§ **Directions for this task**: Write every line out verbatim and omit the pictures.

Figure collection entries
------------------------------

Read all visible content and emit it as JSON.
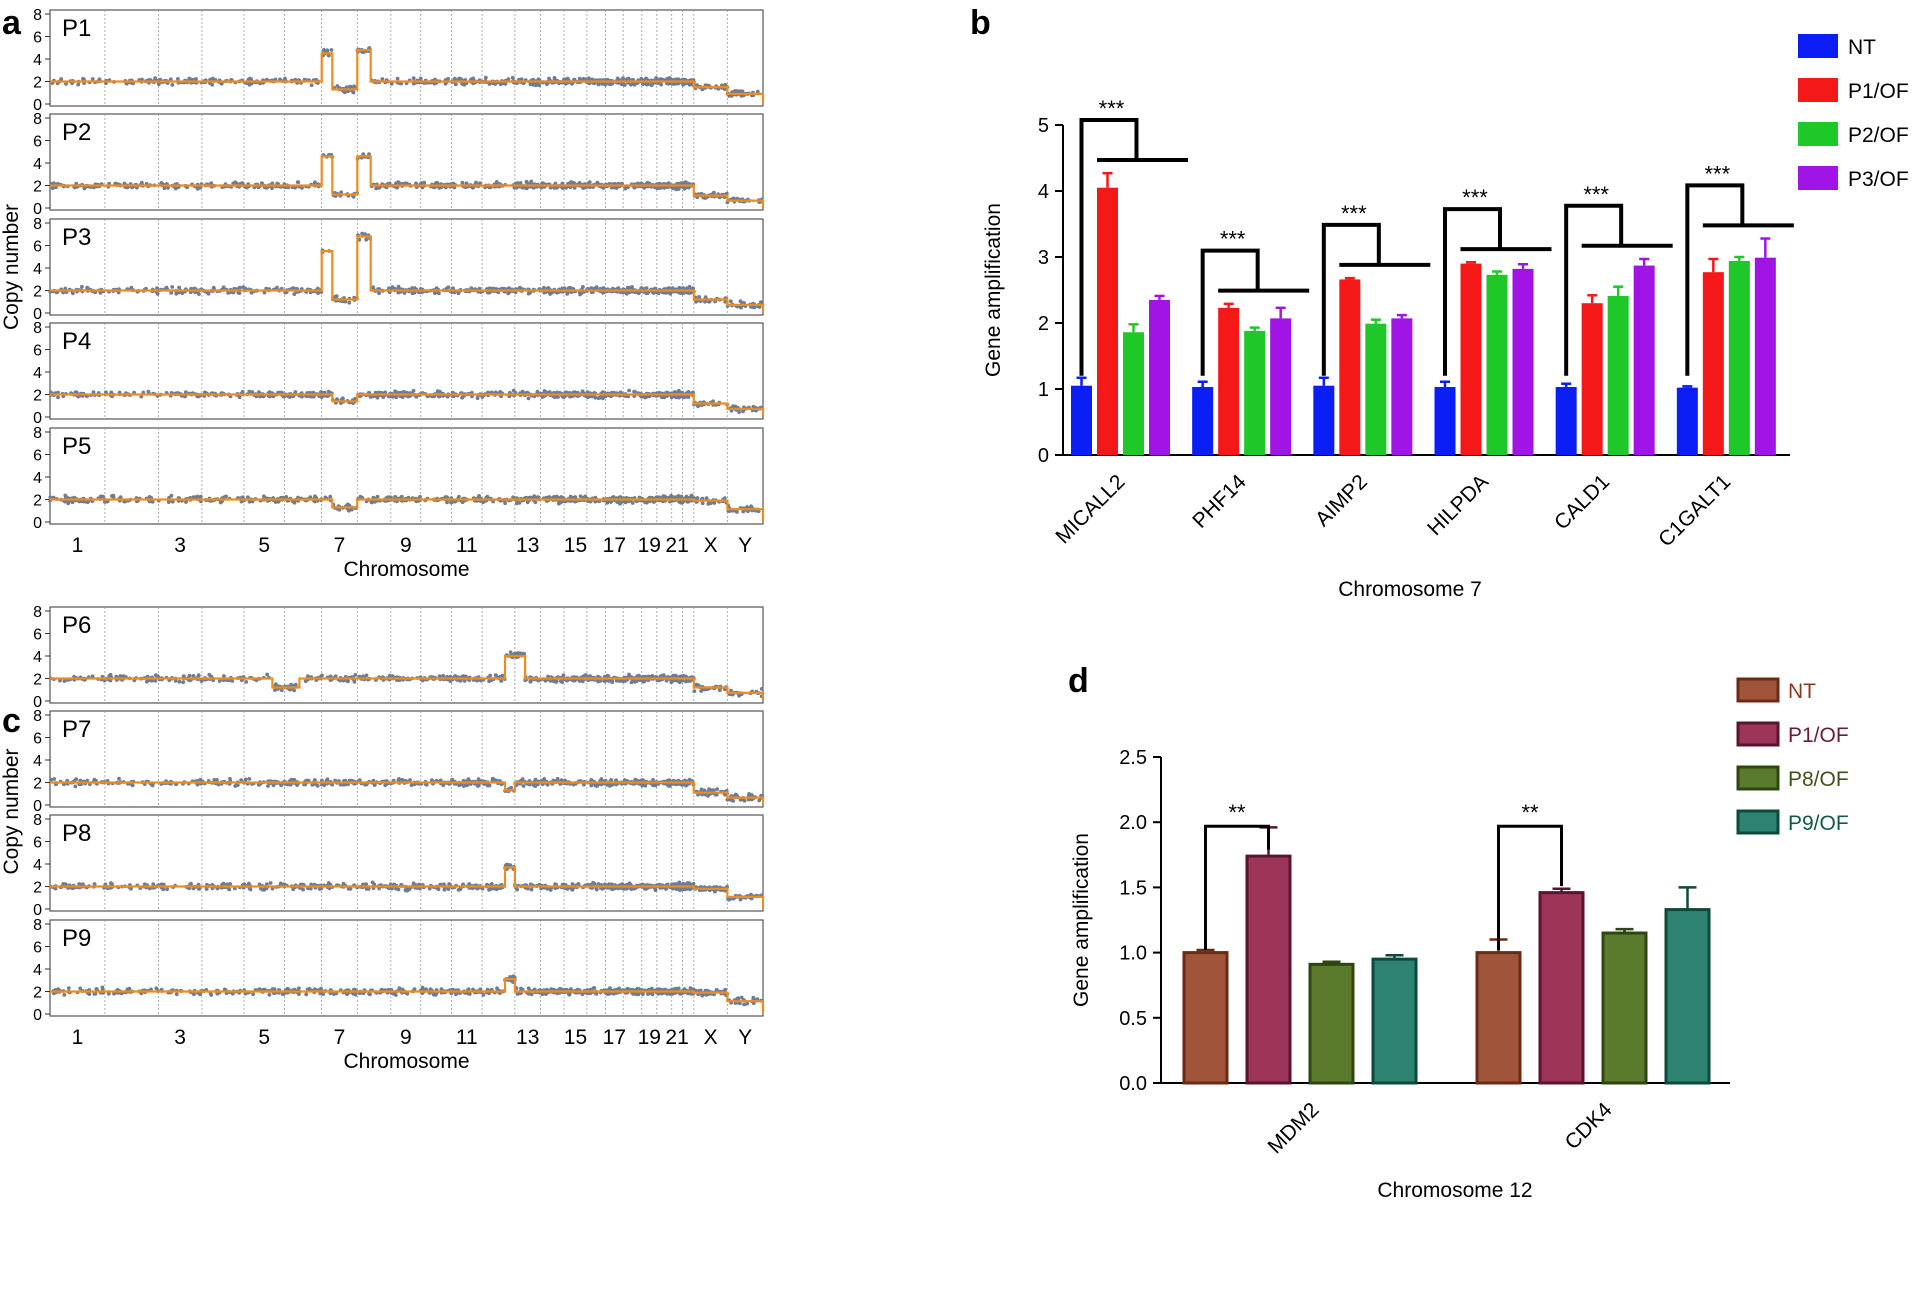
{
  "panels": {
    "a": "a",
    "b": "b",
    "c": "c",
    "d": "d"
  },
  "chart_data": [
    {
      "id": "a",
      "type": "scatter",
      "title": "",
      "xlabel": "Chromosome",
      "ylabel": "Copy number",
      "ylim": [
        0,
        8
      ],
      "yticks": [
        "0",
        "2",
        "4",
        "6",
        "8"
      ],
      "xtick_labels": [
        "1",
        "3",
        "5",
        "7",
        "9",
        "11",
        "13",
        "15",
        "17",
        "19",
        "21",
        "X",
        "Y"
      ],
      "chromosome_separators": 23,
      "samples": [
        {
          "name": "P1",
          "baseline": 2.0,
          "events": [
            {
              "chrom_range": [
                6.0,
                6.3
              ],
              "value": 4.5
            },
            {
              "chrom_range": [
                6.3,
                7.0
              ],
              "value": 1.3
            },
            {
              "chrom_range": [
                7.0,
                7.4
              ],
              "value": 4.8
            }
          ],
          "sex_chrom": 1.5
        },
        {
          "name": "P2",
          "baseline": 2.0,
          "events": [
            {
              "chrom_range": [
                6.0,
                6.3
              ],
              "value": 4.6
            },
            {
              "chrom_range": [
                6.3,
                7.0
              ],
              "value": 1.2
            },
            {
              "chrom_range": [
                7.0,
                7.4
              ],
              "value": 4.6
            }
          ],
          "sex_chrom": 1.1
        },
        {
          "name": "P3",
          "baseline": 2.0,
          "events": [
            {
              "chrom_range": [
                6.0,
                6.3
              ],
              "value": 5.5
            },
            {
              "chrom_range": [
                6.3,
                7.0
              ],
              "value": 1.2
            },
            {
              "chrom_range": [
                7.0,
                7.4
              ],
              "value": 6.8
            }
          ],
          "sex_chrom": 1.2
        },
        {
          "name": "P4",
          "baseline": 2.0,
          "events": [
            {
              "chrom_range": [
                6.3,
                7.0
              ],
              "value": 1.4
            }
          ],
          "sex_chrom": 1.2
        },
        {
          "name": "P5",
          "baseline": 2.0,
          "events": [
            {
              "chrom_range": [
                6.3,
                7.0
              ],
              "value": 1.3
            }
          ],
          "sex_chrom": 1.9
        }
      ]
    },
    {
      "id": "b",
      "type": "bar",
      "title": "",
      "xlabel": "Chromosome 7",
      "ylabel": "Gene amplification",
      "ylim": [
        0,
        5
      ],
      "yticks": [
        "0",
        "1",
        "2",
        "3",
        "4",
        "5"
      ],
      "categories": [
        "MICALL2",
        "PHF14",
        "AIMP2",
        "HILPDA",
        "CALD1",
        "C1GALT1"
      ],
      "series": [
        {
          "name": "NT",
          "color": "#0a1ef5",
          "values": [
            1.05,
            1.03,
            1.05,
            1.03,
            1.03,
            1.02
          ],
          "errors": [
            0.12,
            0.08,
            0.12,
            0.08,
            0.05,
            0.02
          ]
        },
        {
          "name": "P1/OF",
          "color": "#f51818",
          "values": [
            4.05,
            2.23,
            2.66,
            2.9,
            2.3,
            2.77
          ],
          "errors": [
            0.22,
            0.06,
            0.02,
            0.02,
            0.12,
            0.2
          ]
        },
        {
          "name": "P2/OF",
          "color": "#1ec828",
          "values": [
            1.86,
            1.88,
            1.99,
            2.73,
            2.41,
            2.94
          ],
          "errors": [
            0.12,
            0.05,
            0.06,
            0.05,
            0.14,
            0.06
          ]
        },
        {
          "name": "P3/OF",
          "color": "#a014e6",
          "values": [
            2.35,
            2.07,
            2.07,
            2.82,
            2.87,
            2.99
          ],
          "errors": [
            0.06,
            0.16,
            0.05,
            0.07,
            0.1,
            0.29
          ]
        }
      ],
      "significance": [
        "***",
        "***",
        "***",
        "***",
        "***",
        "***"
      ],
      "legend": "top-right"
    },
    {
      "id": "c",
      "type": "scatter",
      "title": "",
      "xlabel": "Chromosome",
      "ylabel": "Copy number",
      "ylim": [
        0,
        8
      ],
      "yticks": [
        "0",
        "2",
        "4",
        "6",
        "8"
      ],
      "xtick_labels": [
        "1",
        "3",
        "5",
        "7",
        "9",
        "11",
        "13",
        "15",
        "17",
        "19",
        "21",
        "X",
        "Y"
      ],
      "chromosome_separators": 23,
      "samples": [
        {
          "name": "P6",
          "baseline": 2.0,
          "events": [
            {
              "chrom_range": [
                4.7,
                5.4
              ],
              "value": 1.2
            },
            {
              "chrom_range": [
                11.7,
                12.4
              ],
              "value": 4.0
            }
          ],
          "sex_chrom": 1.2
        },
        {
          "name": "P7",
          "baseline": 2.0,
          "events": [
            {
              "chrom_range": [
                11.7,
                12.0
              ],
              "value": 1.3
            }
          ],
          "sex_chrom": 1.1
        },
        {
          "name": "P8",
          "baseline": 2.0,
          "events": [
            {
              "chrom_range": [
                11.7,
                12.0
              ],
              "value": 3.7
            }
          ],
          "sex_chrom": 1.8
        },
        {
          "name": "P9",
          "baseline": 2.0,
          "events": [
            {
              "chrom_range": [
                11.7,
                12.0
              ],
              "value": 3.1
            }
          ],
          "sex_chrom": 1.9
        }
      ]
    },
    {
      "id": "d",
      "type": "bar",
      "title": "",
      "xlabel": "Chromosome 12",
      "ylabel": "Gene amplification",
      "ylim": [
        0,
        2.5
      ],
      "yticks": [
        "0.0",
        "0.5",
        "1.0",
        "1.5",
        "2.0",
        "2.5"
      ],
      "categories": [
        "MDM2",
        "CDK4"
      ],
      "series": [
        {
          "name": "NT",
          "color": "#a0553a",
          "stroke": "#6b2a14",
          "label_color": "#8a3a1e",
          "values": [
            1.0,
            1.0
          ],
          "errors": [
            0.02,
            0.1
          ]
        },
        {
          "name": "P1/OF",
          "color": "#9c3558",
          "stroke": "#5a1430",
          "label_color": "#6b1a3a",
          "values": [
            1.74,
            1.46
          ],
          "errors": [
            0.22,
            0.03
          ]
        },
        {
          "name": "P8/OF",
          "color": "#5c7a2c",
          "stroke": "#2f4512",
          "label_color": "#3d5418",
          "values": [
            0.91,
            1.15
          ],
          "errors": [
            0.02,
            0.03
          ]
        },
        {
          "name": "P9/OF",
          "color": "#2e8470",
          "stroke": "#0e4a3c",
          "label_color": "#0f5a48",
          "values": [
            0.95,
            1.33
          ],
          "errors": [
            0.03,
            0.17
          ]
        }
      ],
      "significance": [
        "**",
        "**"
      ],
      "legend": "top-right"
    }
  ]
}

------------------------------

§ **Answer to this exercise**:
Read all visible content and emit it as JSON.
{
  "panels": {
    "a": "a",
    "b": "b",
    "c": "c",
    "d": "d"
  },
  "chart_data": [
    {
      "id": "a",
      "type": "scatter",
      "title": "",
      "xlabel": "Chromosome",
      "ylabel": "Copy number",
      "ylim": [
        0,
        8
      ],
      "yticks": [
        "0",
        "2",
        "4",
        "6",
        "8"
      ],
      "xtick_labels": [
        "1",
        "3",
        "5",
        "7",
        "9",
        "11",
        "13",
        "15",
        "17",
        "19",
        "21",
        "X",
        "Y"
      ],
      "chromosome_separators": 23,
      "samples": [
        {
          "name": "P1",
          "baseline": 2.0,
          "events": [
            {
              "chrom_range": [
                6.0,
                6.3
              ],
              "value": 4.5
            },
            {
              "chrom_range": [
                6.3,
                7.0
              ],
              "value": 1.3
            },
            {
              "chrom_range": [
                7.0,
                7.4
              ],
              "value": 4.8
            }
          ],
          "sex_chrom": 1.5
        },
        {
          "name": "P2",
          "baseline": 2.0,
          "events": [
            {
              "chrom_range": [
                6.0,
                6.3
              ],
              "value": 4.6
            },
            {
              "chrom_range": [
                6.3,
                7.0
              ],
              "value": 1.2
            },
            {
              "chrom_range": [
                7.0,
                7.4
              ],
              "value": 4.6
            }
          ],
          "sex_chrom": 1.1
        },
        {
          "name": "P3",
          "baseline": 2.0,
          "events": [
            {
              "chrom_range": [
                6.0,
                6.3
              ],
              "value": 5.5
            },
            {
              "chrom_range": [
                6.3,
                7.0
              ],
              "value": 1.2
            },
            {
              "chrom_range": [
                7.0,
                7.4
              ],
              "value": 6.8
            }
          ],
          "sex_chrom": 1.2
        },
        {
          "name": "P4",
          "baseline": 2.0,
          "events": [
            {
              "chrom_range": [
                6.3,
                7.0
              ],
              "value": 1.4
            }
          ],
          "sex_chrom": 1.2
        },
        {
          "name": "P5",
          "baseline": 2.0,
          "events": [
            {
              "chrom_range": [
                6.3,
                7.0
              ],
              "value": 1.3
            }
          ],
          "sex_chrom": 1.9
        }
      ]
    },
    {
      "id": "b",
      "type": "bar",
      "title": "",
      "xlabel": "Chromosome 7",
      "ylabel": "Gene amplification",
      "ylim": [
        0,
        5
      ],
      "yticks": [
        "0",
        "1",
        "2",
        "3",
        "4",
        "5"
      ],
      "categories": [
        "MICALL2",
        "PHF14",
        "AIMP2",
        "HILPDA",
        "CALD1",
        "C1GALT1"
      ],
      "series": [
        {
          "name": "NT",
          "color": "#0a1ef5",
          "values": [
            1.05,
            1.03,
            1.05,
            1.03,
            1.03,
            1.02
          ],
          "errors": [
            0.12,
            0.08,
            0.12,
            0.08,
            0.05,
            0.02
          ]
        },
        {
          "name": "P1/OF",
          "color": "#f51818",
          "values": [
            4.05,
            2.23,
            2.66,
            2.9,
            2.3,
            2.77
          ],
          "errors": [
            0.22,
            0.06,
            0.02,
            0.02,
            0.12,
            0.2
          ]
        },
        {
          "name": "P2/OF",
          "color": "#1ec828",
          "values": [
            1.86,
            1.88,
            1.99,
            2.73,
            2.41,
            2.94
          ],
          "errors": [
            0.12,
            0.05,
            0.06,
            0.05,
            0.14,
            0.06
          ]
        },
        {
          "name": "P3/OF",
          "color": "#a014e6",
          "values": [
            2.35,
            2.07,
            2.07,
            2.82,
            2.87,
            2.99
          ],
          "errors": [
            0.06,
            0.16,
            0.05,
            0.07,
            0.1,
            0.29
          ]
        }
      ],
      "significance": [
        "***",
        "***",
        "***",
        "***",
        "***",
        "***"
      ],
      "legend": "top-right"
    },
    {
      "id": "c",
      "type": "scatter",
      "title": "",
      "xlabel": "Chromosome",
      "ylabel": "Copy number",
      "ylim": [
        0,
        8
      ],
      "yticks": [
        "0",
        "2",
        "4",
        "6",
        "8"
      ],
      "xtick_labels": [
        "1",
        "3",
        "5",
        "7",
        "9",
        "11",
        "13",
        "15",
        "17",
        "19",
        "21",
        "X",
        "Y"
      ],
      "chromosome_separators": 23,
      "samples": [
        {
          "name": "P6",
          "baseline": 2.0,
          "events": [
            {
              "chrom_range": [
                4.7,
                5.4
              ],
              "value": 1.2
            },
            {
              "chrom_range": [
                11.7,
                12.4
              ],
              "value": 4.0
            }
          ],
          "sex_chrom": 1.2
        },
        {
          "name": "P7",
          "baseline": 2.0,
          "events": [
            {
              "chrom_range": [
                11.7,
                12.0
              ],
              "value": 1.3
            }
          ],
          "sex_chrom": 1.1
        },
        {
          "name": "P8",
          "baseline": 2.0,
          "events": [
            {
              "chrom_range": [
                11.7,
                12.0
              ],
              "value": 3.7
            }
          ],
          "sex_chrom": 1.8
        },
        {
          "name": "P9",
          "baseline": 2.0,
          "events": [
            {
              "chrom_range": [
                11.7,
                12.0
              ],
              "value": 3.1
            }
          ],
          "sex_chrom": 1.9
        }
      ]
    },
    {
      "id": "d",
      "type": "bar",
      "title": "",
      "xlabel": "Chromosome 12",
      "ylabel": "Gene amplification",
      "ylim": [
        0,
        2.5
      ],
      "yticks": [
        "0.0",
        "0.5",
        "1.0",
        "1.5",
        "2.0",
        "2.5"
      ],
      "categories": [
        "MDM2",
        "CDK4"
      ],
      "series": [
        {
          "name": "NT",
          "color": "#a0553a",
          "stroke": "#6b2a14",
          "label_color": "#8a3a1e",
          "values": [
            1.0,
            1.0
          ],
          "errors": [
            0.02,
            0.1
          ]
        },
        {
          "name": "P1/OF",
          "color": "#9c3558",
          "stroke": "#5a1430",
          "label_color": "#6b1a3a",
          "values": [
            1.74,
            1.46
          ],
          "errors": [
            0.22,
            0.03
          ]
        },
        {
          "name": "P8/OF",
          "color": "#5c7a2c",
          "stroke": "#2f4512",
          "label_color": "#3d5418",
          "values": [
            0.91,
            1.15
          ],
          "errors": [
            0.02,
            0.03
          ]
        },
        {
          "name": "P9/OF",
          "color": "#2e8470",
          "stroke": "#0e4a3c",
          "label_color": "#0f5a48",
          "values": [
            0.95,
            1.33
          ],
          "errors": [
            0.03,
            0.17
          ]
        }
      ],
      "significance": [
        "**",
        "**"
      ],
      "legend": "top-right"
    }
  ]
}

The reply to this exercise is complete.